State only how many lines contain the string "screenshot".

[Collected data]
*-*-*

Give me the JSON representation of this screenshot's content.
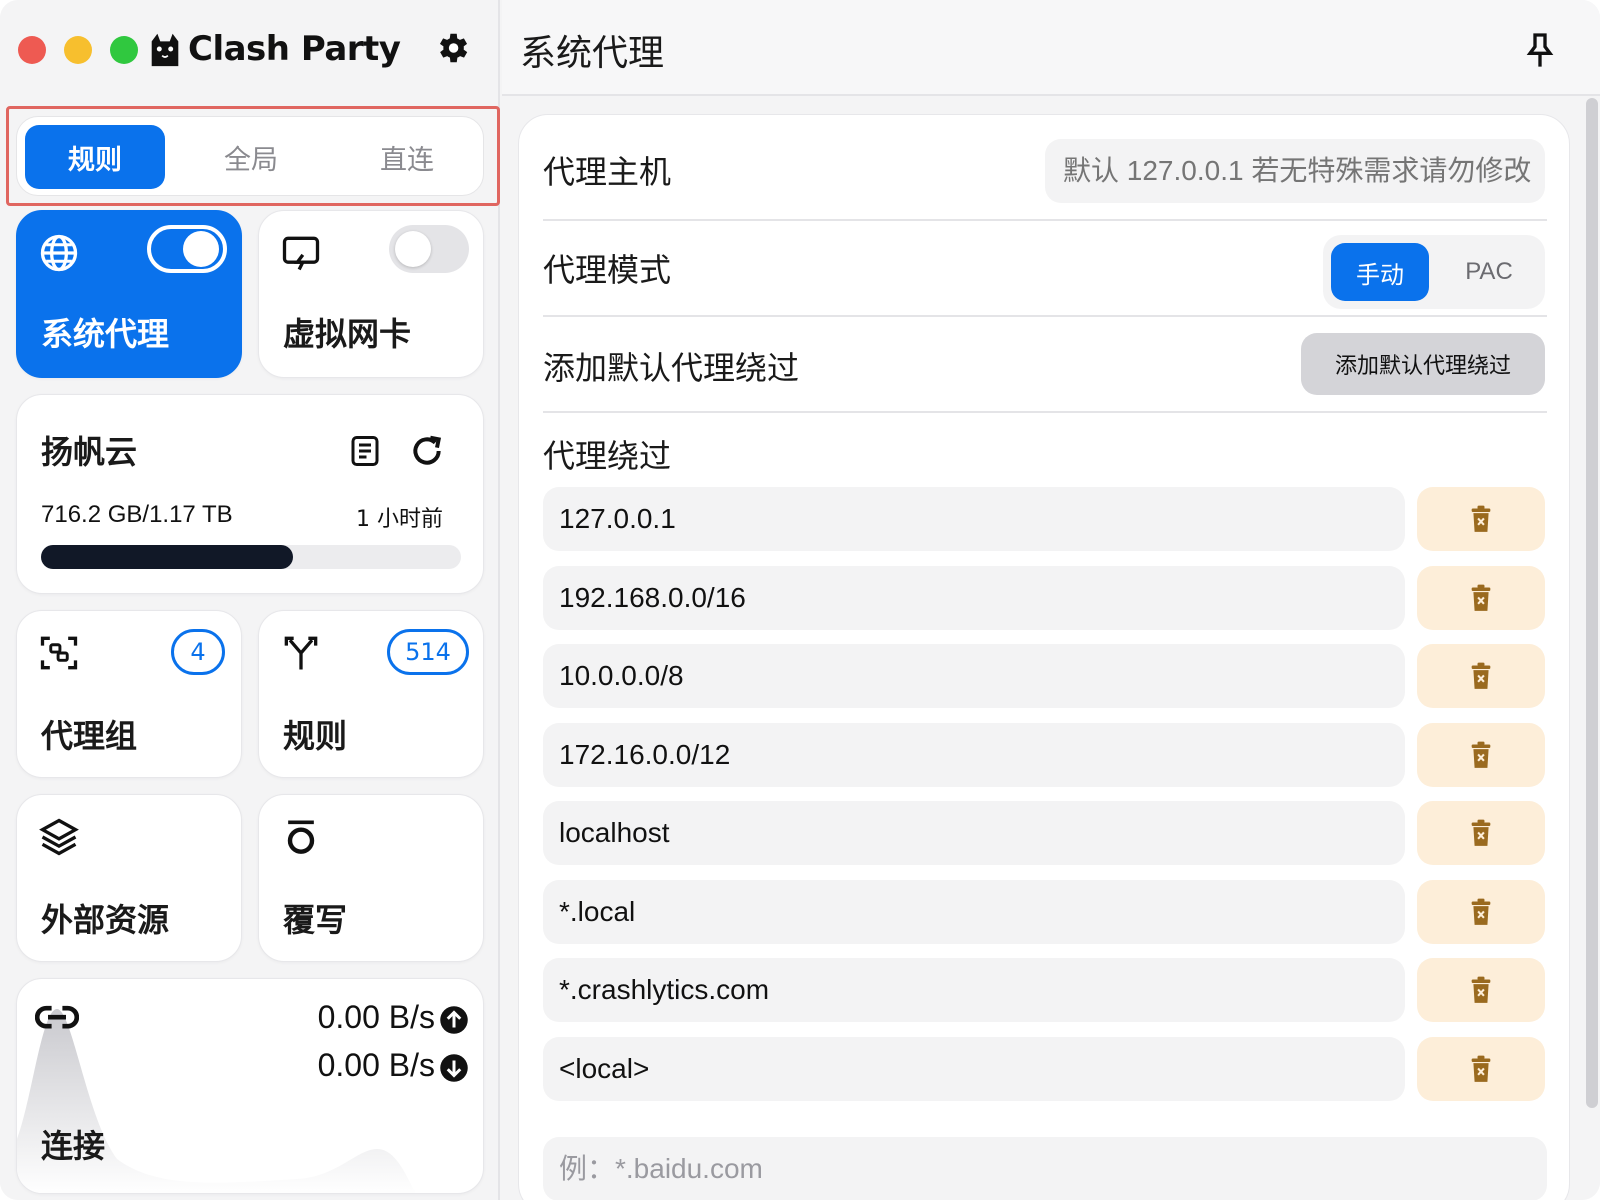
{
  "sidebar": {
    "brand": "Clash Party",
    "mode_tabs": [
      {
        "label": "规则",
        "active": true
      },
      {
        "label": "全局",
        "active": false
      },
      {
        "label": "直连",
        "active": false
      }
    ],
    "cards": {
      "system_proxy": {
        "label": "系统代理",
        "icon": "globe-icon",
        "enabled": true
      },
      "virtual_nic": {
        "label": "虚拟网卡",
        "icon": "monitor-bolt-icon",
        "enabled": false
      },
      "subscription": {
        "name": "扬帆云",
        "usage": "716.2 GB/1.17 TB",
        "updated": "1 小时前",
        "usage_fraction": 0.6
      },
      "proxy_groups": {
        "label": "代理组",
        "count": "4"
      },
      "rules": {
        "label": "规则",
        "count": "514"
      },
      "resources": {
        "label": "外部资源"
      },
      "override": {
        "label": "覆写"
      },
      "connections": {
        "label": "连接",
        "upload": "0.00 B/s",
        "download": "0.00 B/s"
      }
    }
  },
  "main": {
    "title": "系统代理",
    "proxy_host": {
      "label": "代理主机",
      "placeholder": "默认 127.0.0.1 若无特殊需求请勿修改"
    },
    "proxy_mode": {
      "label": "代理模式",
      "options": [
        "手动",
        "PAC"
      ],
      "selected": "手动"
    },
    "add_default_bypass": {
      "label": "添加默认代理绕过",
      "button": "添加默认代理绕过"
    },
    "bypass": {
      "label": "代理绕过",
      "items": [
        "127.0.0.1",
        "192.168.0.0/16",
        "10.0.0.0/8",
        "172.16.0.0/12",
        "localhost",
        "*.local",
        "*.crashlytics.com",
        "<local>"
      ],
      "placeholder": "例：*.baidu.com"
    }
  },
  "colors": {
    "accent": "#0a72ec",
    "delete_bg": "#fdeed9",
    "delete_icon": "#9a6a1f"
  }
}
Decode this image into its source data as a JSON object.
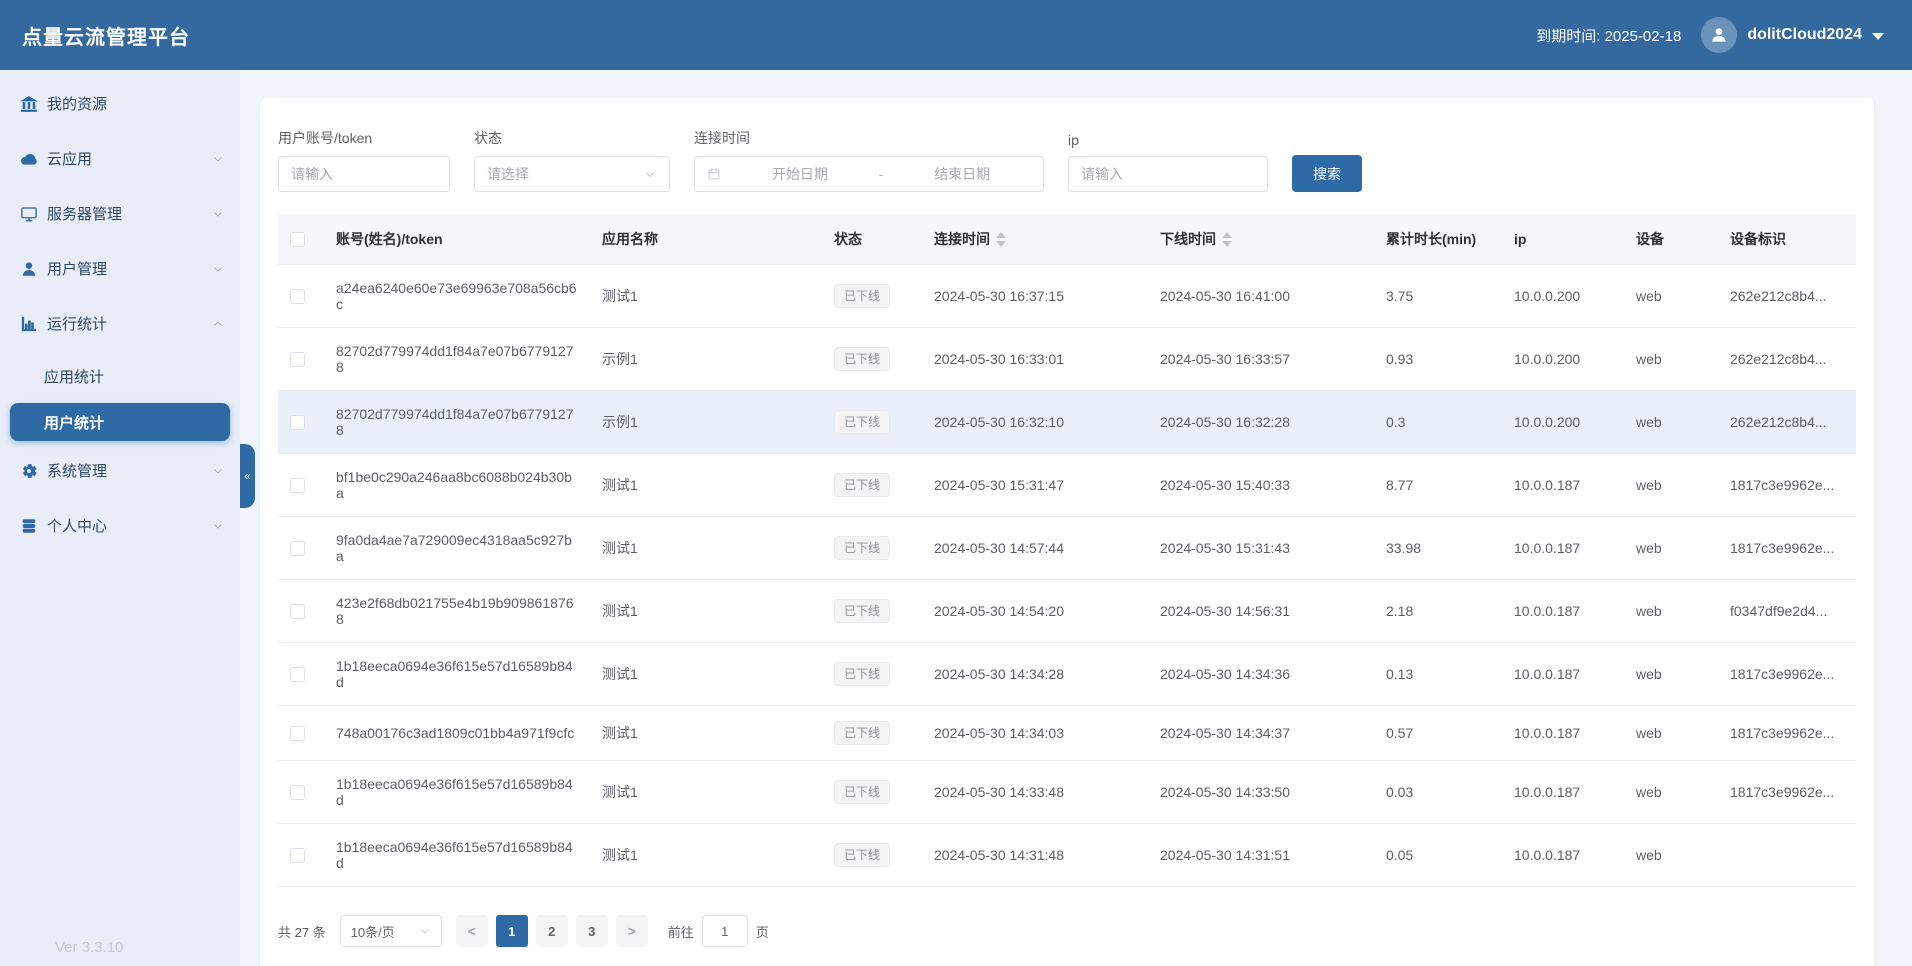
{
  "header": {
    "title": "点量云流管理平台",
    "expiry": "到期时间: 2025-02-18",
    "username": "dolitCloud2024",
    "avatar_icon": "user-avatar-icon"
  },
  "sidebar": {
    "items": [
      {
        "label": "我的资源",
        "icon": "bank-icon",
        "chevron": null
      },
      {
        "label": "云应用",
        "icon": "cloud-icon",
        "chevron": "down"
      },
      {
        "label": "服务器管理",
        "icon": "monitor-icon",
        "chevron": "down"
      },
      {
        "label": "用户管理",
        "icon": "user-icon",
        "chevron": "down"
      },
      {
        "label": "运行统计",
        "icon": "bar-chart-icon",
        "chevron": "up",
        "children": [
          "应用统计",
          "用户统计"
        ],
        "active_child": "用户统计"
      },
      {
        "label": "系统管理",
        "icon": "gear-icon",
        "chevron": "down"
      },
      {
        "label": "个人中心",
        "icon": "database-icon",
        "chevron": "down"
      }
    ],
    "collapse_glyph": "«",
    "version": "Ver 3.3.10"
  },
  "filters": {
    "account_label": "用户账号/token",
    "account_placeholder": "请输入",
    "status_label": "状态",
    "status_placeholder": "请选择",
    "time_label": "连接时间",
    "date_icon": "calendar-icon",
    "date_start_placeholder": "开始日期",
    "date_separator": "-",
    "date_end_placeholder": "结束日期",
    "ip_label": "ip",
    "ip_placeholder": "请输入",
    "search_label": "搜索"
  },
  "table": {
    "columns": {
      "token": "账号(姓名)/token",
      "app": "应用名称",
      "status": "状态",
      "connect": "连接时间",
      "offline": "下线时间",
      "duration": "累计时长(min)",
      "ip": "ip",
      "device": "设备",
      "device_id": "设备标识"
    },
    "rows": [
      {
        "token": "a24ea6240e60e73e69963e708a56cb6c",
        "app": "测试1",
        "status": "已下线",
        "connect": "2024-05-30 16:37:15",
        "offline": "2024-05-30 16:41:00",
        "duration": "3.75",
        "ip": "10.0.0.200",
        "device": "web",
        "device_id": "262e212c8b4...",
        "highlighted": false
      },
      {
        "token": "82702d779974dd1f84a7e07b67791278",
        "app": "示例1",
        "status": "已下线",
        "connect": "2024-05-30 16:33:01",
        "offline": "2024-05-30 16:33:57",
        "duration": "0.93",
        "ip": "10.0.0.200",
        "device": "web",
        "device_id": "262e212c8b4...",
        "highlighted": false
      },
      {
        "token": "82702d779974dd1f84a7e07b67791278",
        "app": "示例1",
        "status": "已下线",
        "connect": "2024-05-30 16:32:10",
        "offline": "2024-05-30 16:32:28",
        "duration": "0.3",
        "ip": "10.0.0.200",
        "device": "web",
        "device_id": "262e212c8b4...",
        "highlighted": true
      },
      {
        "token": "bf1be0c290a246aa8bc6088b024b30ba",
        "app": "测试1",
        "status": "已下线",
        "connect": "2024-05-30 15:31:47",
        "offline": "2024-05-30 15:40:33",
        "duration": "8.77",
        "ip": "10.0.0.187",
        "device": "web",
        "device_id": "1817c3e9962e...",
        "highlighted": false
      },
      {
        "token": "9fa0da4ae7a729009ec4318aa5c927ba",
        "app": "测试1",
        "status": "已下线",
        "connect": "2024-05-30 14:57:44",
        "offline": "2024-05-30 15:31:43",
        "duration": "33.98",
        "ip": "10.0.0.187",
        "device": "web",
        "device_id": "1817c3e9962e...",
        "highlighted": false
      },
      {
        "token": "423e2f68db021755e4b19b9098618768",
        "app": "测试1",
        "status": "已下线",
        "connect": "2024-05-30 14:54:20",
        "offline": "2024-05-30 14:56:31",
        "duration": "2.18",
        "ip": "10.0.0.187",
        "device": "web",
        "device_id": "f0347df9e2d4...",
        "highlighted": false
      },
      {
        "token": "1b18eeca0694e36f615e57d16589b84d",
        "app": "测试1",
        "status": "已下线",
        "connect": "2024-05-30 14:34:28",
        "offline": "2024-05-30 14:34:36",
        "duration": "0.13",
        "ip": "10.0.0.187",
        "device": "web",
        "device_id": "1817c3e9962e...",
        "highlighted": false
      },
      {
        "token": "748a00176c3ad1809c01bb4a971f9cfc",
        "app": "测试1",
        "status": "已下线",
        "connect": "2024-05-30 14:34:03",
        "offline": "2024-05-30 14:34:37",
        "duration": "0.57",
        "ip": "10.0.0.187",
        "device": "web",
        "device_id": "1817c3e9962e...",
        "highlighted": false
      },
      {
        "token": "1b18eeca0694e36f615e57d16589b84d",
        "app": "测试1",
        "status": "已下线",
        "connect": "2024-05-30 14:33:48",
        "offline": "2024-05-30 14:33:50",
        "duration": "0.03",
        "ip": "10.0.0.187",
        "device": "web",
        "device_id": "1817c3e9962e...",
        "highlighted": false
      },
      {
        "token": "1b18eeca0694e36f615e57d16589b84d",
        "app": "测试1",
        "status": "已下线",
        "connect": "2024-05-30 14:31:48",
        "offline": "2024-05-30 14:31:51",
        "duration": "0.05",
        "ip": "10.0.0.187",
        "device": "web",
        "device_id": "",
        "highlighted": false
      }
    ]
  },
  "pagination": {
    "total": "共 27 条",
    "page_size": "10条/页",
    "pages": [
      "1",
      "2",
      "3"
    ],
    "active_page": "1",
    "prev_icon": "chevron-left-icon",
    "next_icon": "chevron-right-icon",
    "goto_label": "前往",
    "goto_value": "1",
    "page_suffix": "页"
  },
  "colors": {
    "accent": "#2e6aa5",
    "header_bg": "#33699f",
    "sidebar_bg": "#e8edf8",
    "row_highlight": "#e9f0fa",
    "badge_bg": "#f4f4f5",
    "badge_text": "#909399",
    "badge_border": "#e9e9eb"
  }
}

*-*-*

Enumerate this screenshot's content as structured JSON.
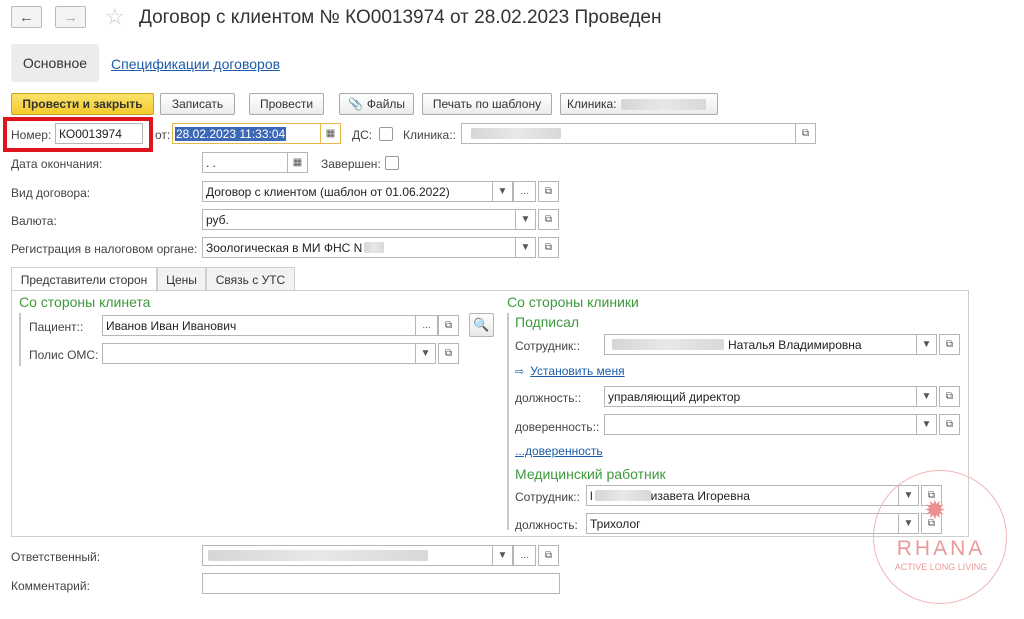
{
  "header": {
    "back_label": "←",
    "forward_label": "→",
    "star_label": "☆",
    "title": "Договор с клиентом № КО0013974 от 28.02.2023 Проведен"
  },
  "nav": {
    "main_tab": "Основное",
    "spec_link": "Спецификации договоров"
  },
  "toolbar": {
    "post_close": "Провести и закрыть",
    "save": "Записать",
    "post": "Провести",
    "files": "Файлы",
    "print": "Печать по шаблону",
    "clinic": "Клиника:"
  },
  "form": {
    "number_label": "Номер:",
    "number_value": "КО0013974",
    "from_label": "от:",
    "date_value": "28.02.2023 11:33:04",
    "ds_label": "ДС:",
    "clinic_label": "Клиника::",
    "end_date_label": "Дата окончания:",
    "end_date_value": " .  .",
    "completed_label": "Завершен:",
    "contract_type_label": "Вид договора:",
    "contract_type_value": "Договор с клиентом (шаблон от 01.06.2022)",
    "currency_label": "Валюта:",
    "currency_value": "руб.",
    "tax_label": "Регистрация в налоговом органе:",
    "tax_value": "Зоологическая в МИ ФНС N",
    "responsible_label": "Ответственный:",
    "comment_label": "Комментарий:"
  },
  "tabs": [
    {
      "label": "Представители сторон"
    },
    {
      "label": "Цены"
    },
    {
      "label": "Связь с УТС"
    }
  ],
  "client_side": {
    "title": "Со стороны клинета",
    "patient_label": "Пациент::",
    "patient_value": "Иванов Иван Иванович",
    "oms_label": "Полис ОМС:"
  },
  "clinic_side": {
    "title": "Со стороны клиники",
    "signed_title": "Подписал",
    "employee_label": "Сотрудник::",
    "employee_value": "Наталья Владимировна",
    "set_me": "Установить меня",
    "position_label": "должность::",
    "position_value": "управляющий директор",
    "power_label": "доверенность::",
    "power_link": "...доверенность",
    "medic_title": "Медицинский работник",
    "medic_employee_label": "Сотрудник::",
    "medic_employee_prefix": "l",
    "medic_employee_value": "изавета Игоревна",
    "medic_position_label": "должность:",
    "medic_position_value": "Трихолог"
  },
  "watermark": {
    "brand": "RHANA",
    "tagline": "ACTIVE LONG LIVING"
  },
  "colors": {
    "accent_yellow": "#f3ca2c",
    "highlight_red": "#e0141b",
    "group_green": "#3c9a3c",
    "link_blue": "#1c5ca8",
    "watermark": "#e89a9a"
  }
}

*-*-*

— RESPONSE BELOW —
2